Given task:
Using the records that follow, copy every line containing the word "Monday".

====== Records shown ======

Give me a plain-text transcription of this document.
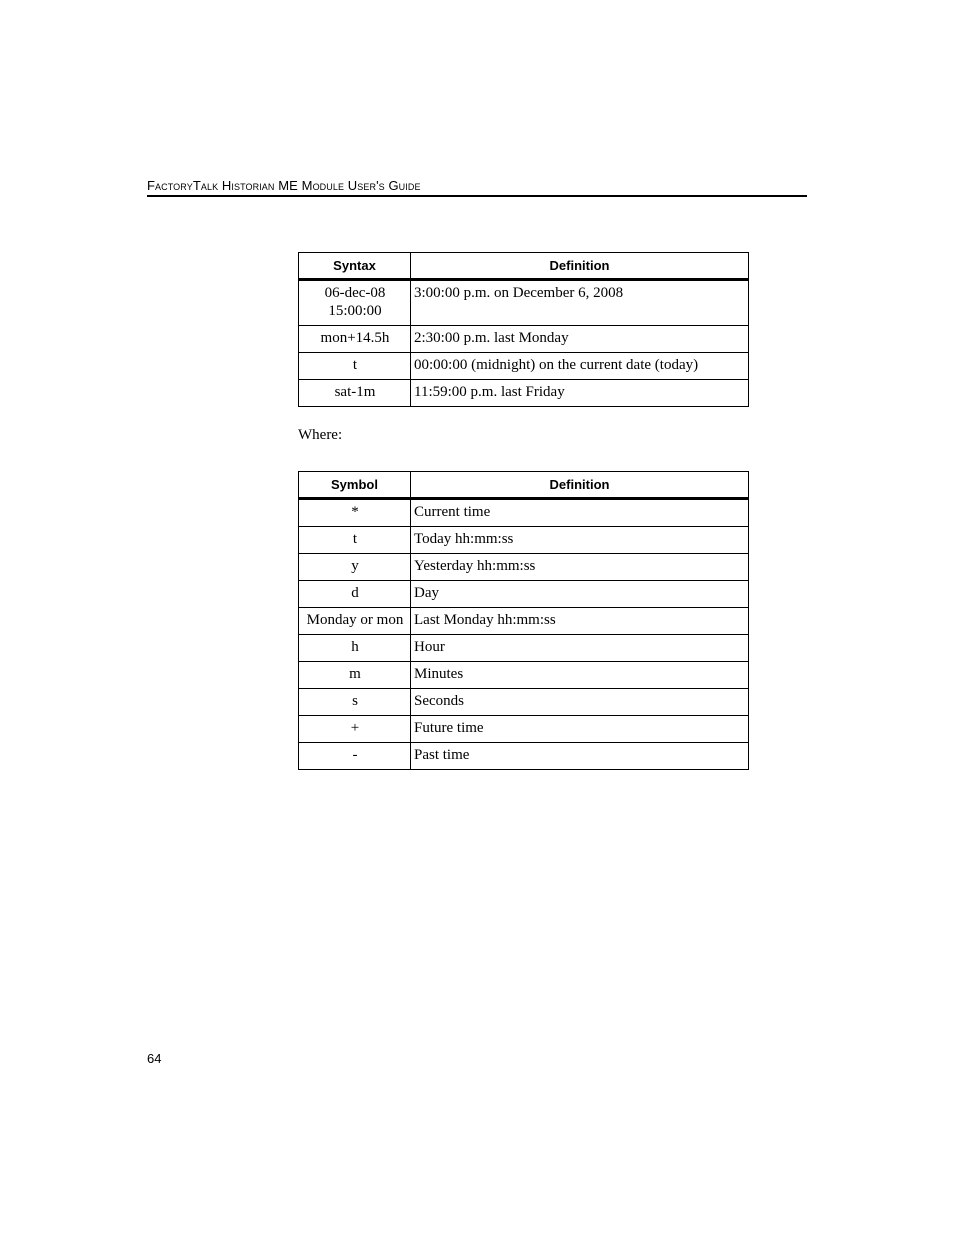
FactoryTalk Historian ME Module User's Guide
Syntax	Definition
06-dec-08
15:00:00	3:00:00 p.m. on December 6, 2008
mon+14.5h	2:30:00 p.m. last Monday
t	00:00:00 (midnight) on the current date (today)
sat-1m	11:59:00 p.m. last Friday
Where:
Symbol	Definition
*	Current time
t	Today hh:mm:ss
y	Yesterday hh:mm:ss
d	Day
Monday or mon	Last Monday hh:mm:ss
h	Hour
m	Minutes
s	Seconds
+	Future time
-	Past time
64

======

Solution for this task:
mon+14.5h	2:30:00 p.m. last Monday
Monday or mon	Last Monday hh:mm:ss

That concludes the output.